#### Input ####

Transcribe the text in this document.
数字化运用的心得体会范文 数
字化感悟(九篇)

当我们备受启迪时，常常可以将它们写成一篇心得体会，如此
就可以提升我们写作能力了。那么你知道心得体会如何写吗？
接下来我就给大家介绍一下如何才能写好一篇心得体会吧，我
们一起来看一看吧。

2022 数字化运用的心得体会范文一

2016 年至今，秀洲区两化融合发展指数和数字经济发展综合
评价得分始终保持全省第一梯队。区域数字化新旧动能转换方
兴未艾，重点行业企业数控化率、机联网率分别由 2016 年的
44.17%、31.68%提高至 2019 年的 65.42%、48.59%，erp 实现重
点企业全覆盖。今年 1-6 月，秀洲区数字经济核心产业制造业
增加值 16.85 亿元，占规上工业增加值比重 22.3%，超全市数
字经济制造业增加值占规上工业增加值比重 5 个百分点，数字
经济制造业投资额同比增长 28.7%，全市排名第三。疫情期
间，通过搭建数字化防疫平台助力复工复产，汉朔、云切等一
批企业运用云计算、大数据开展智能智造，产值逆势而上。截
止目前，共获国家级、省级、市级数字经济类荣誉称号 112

####

■ **Task**
From the preceding material, extract every line exactly.

■ **Complete output**
Transcribe the text in this document.
数字化运用的心得体会范文 数
字化感悟(九篇)

当我们备受启迪时，常常可以将它们写成一篇心得体会，如此
就可以提升我们写作能力了。那么你知道心得体会如何写吗？
接下来我就给大家介绍一下如何才能写好一篇心得体会吧，我
们一起来看一看吧。

2022 数字化运用的心得体会范文一

2016 年至今，秀洲区两化融合发展指数和数字经济发展综合
评价得分始终保持全省第一梯队。区域数字化新旧动能转换方
兴未艾，重点行业企业数控化率、机联网率分别由 2016 年的
44.17%、31.68%提高至 2019 年的 65.42%、48.59%，erp 实现重
点企业全覆盖。今年 1-6 月，秀洲区数字经济核心产业制造业
增加值 16.85 亿元，占规上工业增加值比重 22.3%，超全市数
字经济制造业增加值占规上工业增加值比重 5 个百分点，数字
经济制造业投资额同比增长 28.7%，全市排名第三。疫情期
间，通过搭建数字化防疫平台助力复工复产，汉朔、云切等一
批企业运用云计算、大数据开展智能智造，产值逆势而上。截
止目前，共获国家级、省级、市级数字经济类荣誉称号 112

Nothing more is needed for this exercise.